======== Source records ========

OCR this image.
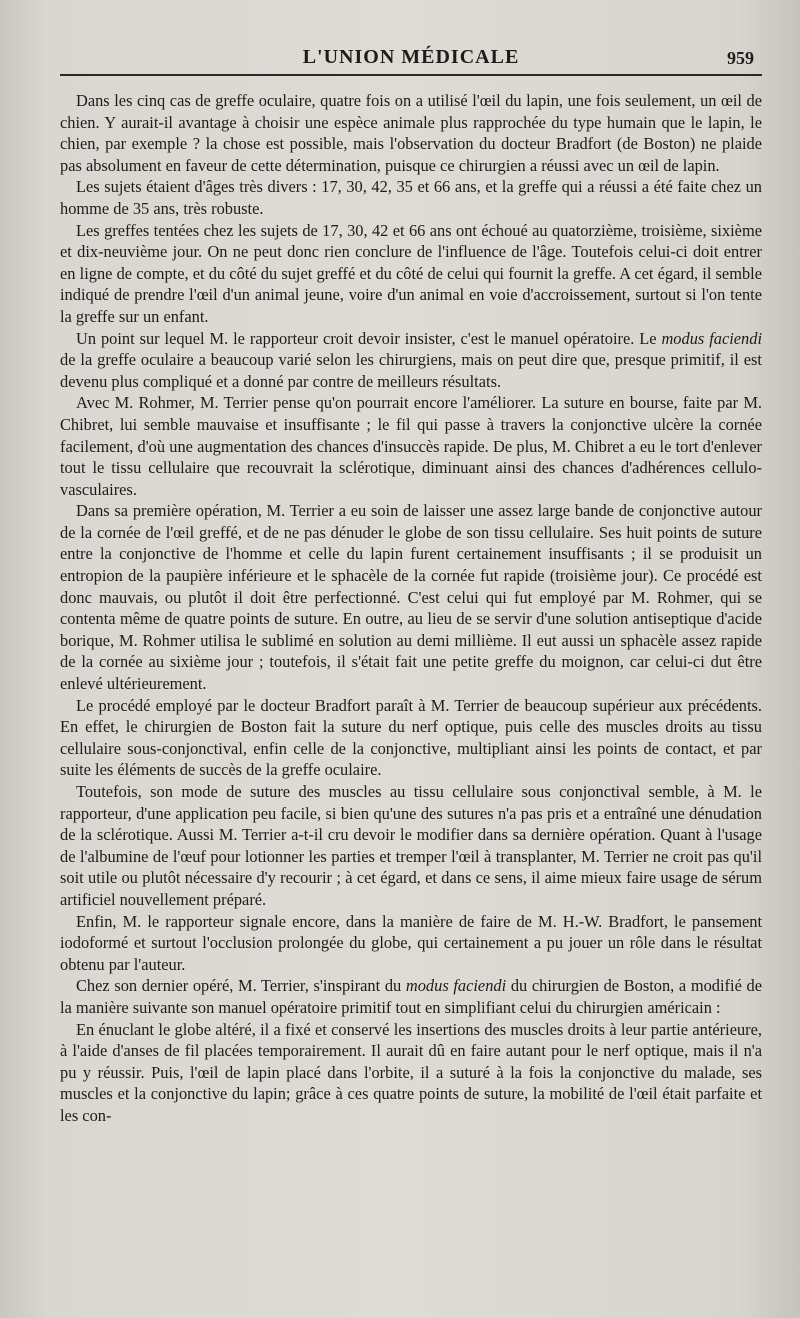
L'UNION MÉDICALE	959

Dans les cinq cas de greffe oculaire, quatre fois on a utilisé l'œil du lapin, une fois seulement, un œil de chien. Y aurait-il avantage à choisir une espèce animale plus rapprochée du type humain que le lapin, le chien, par exemple ? la chose est possible, mais l'observation du docteur Bradfort (de Boston) ne plaide pas absolument en faveur de cette détermination, puisque ce chirurgien a réussi avec un œil de lapin.

Les sujets étaient d'âges très divers : 17, 30, 42, 35 et 66 ans, et la greffe qui a réussi a été faite chez un homme de 35 ans, très robuste.

Les greffes tentées chez les sujets de 17, 30, 42 et 66 ans ont échoué au quatorzième, troisième, sixième et dix-neuvième jour. On ne peut donc rien conclure de l'influence de l'âge. Toutefois celui-ci doit entrer en ligne de compte, et du côté du sujet greffé et du côté de celui qui fournit la greffe. A cet égard, il semble indiqué de prendre l'œil d'un animal jeune, voire d'un animal en voie d'accroissement, surtout si l'on tente la greffe sur un enfant.

Un point sur lequel M. le rapporteur croit devoir insister, c'est le manuel opératoire. Le modus faciendi de la greffe oculaire a beaucoup varié selon les chirurgiens, mais on peut dire que, presque primitif, il est devenu plus compliqué et a donné par contre de meilleurs résultats.

Avec M. Rohmer, M. Terrier pense qu'on pourrait encore l'améliorer. La suture en bourse, faite par M. Chibret, lui semble mauvaise et insuffisante ; le fil qui passe à travers la conjonctive ulcère la cornée facilement, d'où une augmentation des chances d'insuccès rapide. De plus, M. Chibret a eu le tort d'enlever tout le tissu cellulaire que recouvrait la sclérotique, diminuant ainsi des chances d'adhérences cellulo-vasculaires.

Dans sa première opération, M. Terrier a eu soin de laisser une assez large bande de conjonctive autour de la cornée de l'œil greffé, et de ne pas dénuder le globe de son tissu cellulaire. Ses huit points de suture entre la conjonctive de l'homme et celle du lapin furent certainement insuffisants ; il se produisit un entropion de la paupière inférieure et le sphacèle de la cornée fut rapide (troisième jour). Ce procédé est donc mauvais, ou plutôt il doit être perfectionné. C'est celui qui fut employé par M. Rohmer, qui se contenta même de quatre points de suture. En outre, au lieu de se servir d'une solution antiseptique d'acide borique, M. Rohmer utilisa le sublimé en solution au demi millième. Il eut aussi un sphacèle assez rapide de la cornée au sixième jour ; toutefois, il s'était fait une petite greffe du moignon, car celui-ci dut être enlevé ultérieurement.

Le procédé employé par le docteur Bradfort paraît à M. Terrier de beaucoup supérieur aux précédents. En effet, le chirurgien de Boston fait la suture du nerf optique, puis celle des muscles droits au tissu cellulaire sous-conjonctival, enfin celle de la conjonctive, multipliant ainsi les points de contact, et par suite les éléments de succès de la greffe oculaire.

Toutefois, son mode de suture des muscles au tissu cellulaire sous conjonctival semble, à M. le rapporteur, d'une application peu facile, si bien qu'une des sutures n'a pas pris et a entraîné une dénudation de la sclérotique. Aussi M. Terrier a-t-il cru devoir le modifier dans sa dernière opération. Quant à l'usage de l'albumine de l'œuf pour lotionner les parties et tremper l'œil à transplanter, M. Terrier ne croit pas qu'il soit utile ou plutôt nécessaire d'y recourir ; à cet égard, et dans ce sens, il aime mieux faire usage de sérum artificiel nouvellement préparé.

Enfin, M. le rapporteur signale encore, dans la manière de faire de M. H.-W. Bradfort, le pansement iodoformé et surtout l'occlusion prolongée du globe, qui certainement a pu jouer un rôle dans le résultat obtenu par l'auteur.

Chez son dernier opéré, M. Terrier, s'inspirant du modus faciendi du chirurgien de Boston, a modifié de la manière suivante son manuel opératoire primitif tout en simplifiant celui du chirurgien américain :

En énuclant le globe altéré, il a fixé et conservé les insertions des muscles droits à leur partie antérieure, à l'aide d'anses de fil placées temporairement. Il aurait dû en faire autant pour le nerf optique, mais il n'a pu y réussir. Puis, l'œil de lapin placé dans l'orbite, il a suturé à la fois la conjonctive du malade, ses muscles et la conjonctive du lapin; grâce à ces quatre points de suture, la mobilité de l'œil était parfaite et les con-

========

*Brief*: The records shown above are to be repeated exactly, with the pictures left out.

*Final result*:
OCR this image.
L'UNION MÉDICALE	959

Dans les cinq cas de greffe oculaire, quatre fois on a utilisé l'œil du lapin, une fois seulement, un œil de chien. Y aurait-il avantage à choisir une espèce animale plus rapprochée du type humain que le lapin, le chien, par exemple ? la chose est possible, mais l'observation du docteur Bradfort (de Boston) ne plaide pas absolument en faveur de cette détermination, puisque ce chirurgien a réussi avec un œil de lapin.

Les sujets étaient d'âges très divers : 17, 30, 42, 35 et 66 ans, et la greffe qui a réussi a été faite chez un homme de 35 ans, très robuste.

Les greffes tentées chez les sujets de 17, 30, 42 et 66 ans ont échoué au quatorzième, troisième, sixième et dix-neuvième jour. On ne peut donc rien conclure de l'influence de l'âge. Toutefois celui-ci doit entrer en ligne de compte, et du côté du sujet greffé et du côté de celui qui fournit la greffe. A cet égard, il semble indiqué de prendre l'œil d'un animal jeune, voire d'un animal en voie d'accroissement, surtout si l'on tente la greffe sur un enfant.

Un point sur lequel M. le rapporteur croit devoir insister, c'est le manuel opératoire. Le modus faciendi de la greffe oculaire a beaucoup varié selon les chirurgiens, mais on peut dire que, presque primitif, il est devenu plus compliqué et a donné par contre de meilleurs résultats.

Avec M. Rohmer, M. Terrier pense qu'on pourrait encore l'améliorer. La suture en bourse, faite par M. Chibret, lui semble mauvaise et insuffisante ; le fil qui passe à travers la conjonctive ulcère la cornée facilement, d'où une augmentation des chances d'insuccès rapide. De plus, M. Chibret a eu le tort d'enlever tout le tissu cellulaire que recouvrait la sclérotique, diminuant ainsi des chances d'adhérences cellulo-vasculaires.

Dans sa première opération, M. Terrier a eu soin de laisser une assez large bande de conjonctive autour de la cornée de l'œil greffé, et de ne pas dénuder le globe de son tissu cellulaire. Ses huit points de suture entre la conjonctive de l'homme et celle du lapin furent certainement insuffisants ; il se produisit un entropion de la paupière inférieure et le sphacèle de la cornée fut rapide (troisième jour). Ce procédé est donc mauvais, ou plutôt il doit être perfectionné. C'est celui qui fut employé par M. Rohmer, qui se contenta même de quatre points de suture. En outre, au lieu de se servir d'une solution antiseptique d'acide borique, M. Rohmer utilisa le sublimé en solution au demi millième. Il eut aussi un sphacèle assez rapide de la cornée au sixième jour ; toutefois, il s'était fait une petite greffe du moignon, car celui-ci dut être enlevé ultérieurement.

Le procédé employé par le docteur Bradfort paraît à M. Terrier de beaucoup supérieur aux précédents. En effet, le chirurgien de Boston fait la suture du nerf optique, puis celle des muscles droits au tissu cellulaire sous-conjonctival, enfin celle de la conjonctive, multipliant ainsi les points de contact, et par suite les éléments de succès de la greffe oculaire.

Toutefois, son mode de suture des muscles au tissu cellulaire sous conjonctival semble, à M. le rapporteur, d'une application peu facile, si bien qu'une des sutures n'a pas pris et a entraîné une dénudation de la sclérotique. Aussi M. Terrier a-t-il cru devoir le modifier dans sa dernière opération. Quant à l'usage de l'albumine de l'œuf pour lotionner les parties et tremper l'œil à transplanter, M. Terrier ne croit pas qu'il soit utile ou plutôt nécessaire d'y recourir ; à cet égard, et dans ce sens, il aime mieux faire usage de sérum artificiel nouvellement préparé.

Enfin, M. le rapporteur signale encore, dans la manière de faire de M. H.-W. Bradfort, le pansement iodoformé et surtout l'occlusion prolongée du globe, qui certainement a pu jouer un rôle dans le résultat obtenu par l'auteur.

Chez son dernier opéré, M. Terrier, s'inspirant du modus faciendi du chirurgien de Boston, a modifié de la manière suivante son manuel opératoire primitif tout en simplifiant celui du chirurgien américain :

En énuclant le globe altéré, il a fixé et conservé les insertions des muscles droits à leur partie antérieure, à l'aide d'anses de fil placées temporairement. Il aurait dû en faire autant pour le nerf optique, mais il n'a pu y réussir. Puis, l'œil de lapin placé dans l'orbite, il a suturé à la fois la conjonctive du malade, ses muscles et la conjonctive du lapin; grâce à ces quatre points de suture, la mobilité de l'œil était parfaite et les con-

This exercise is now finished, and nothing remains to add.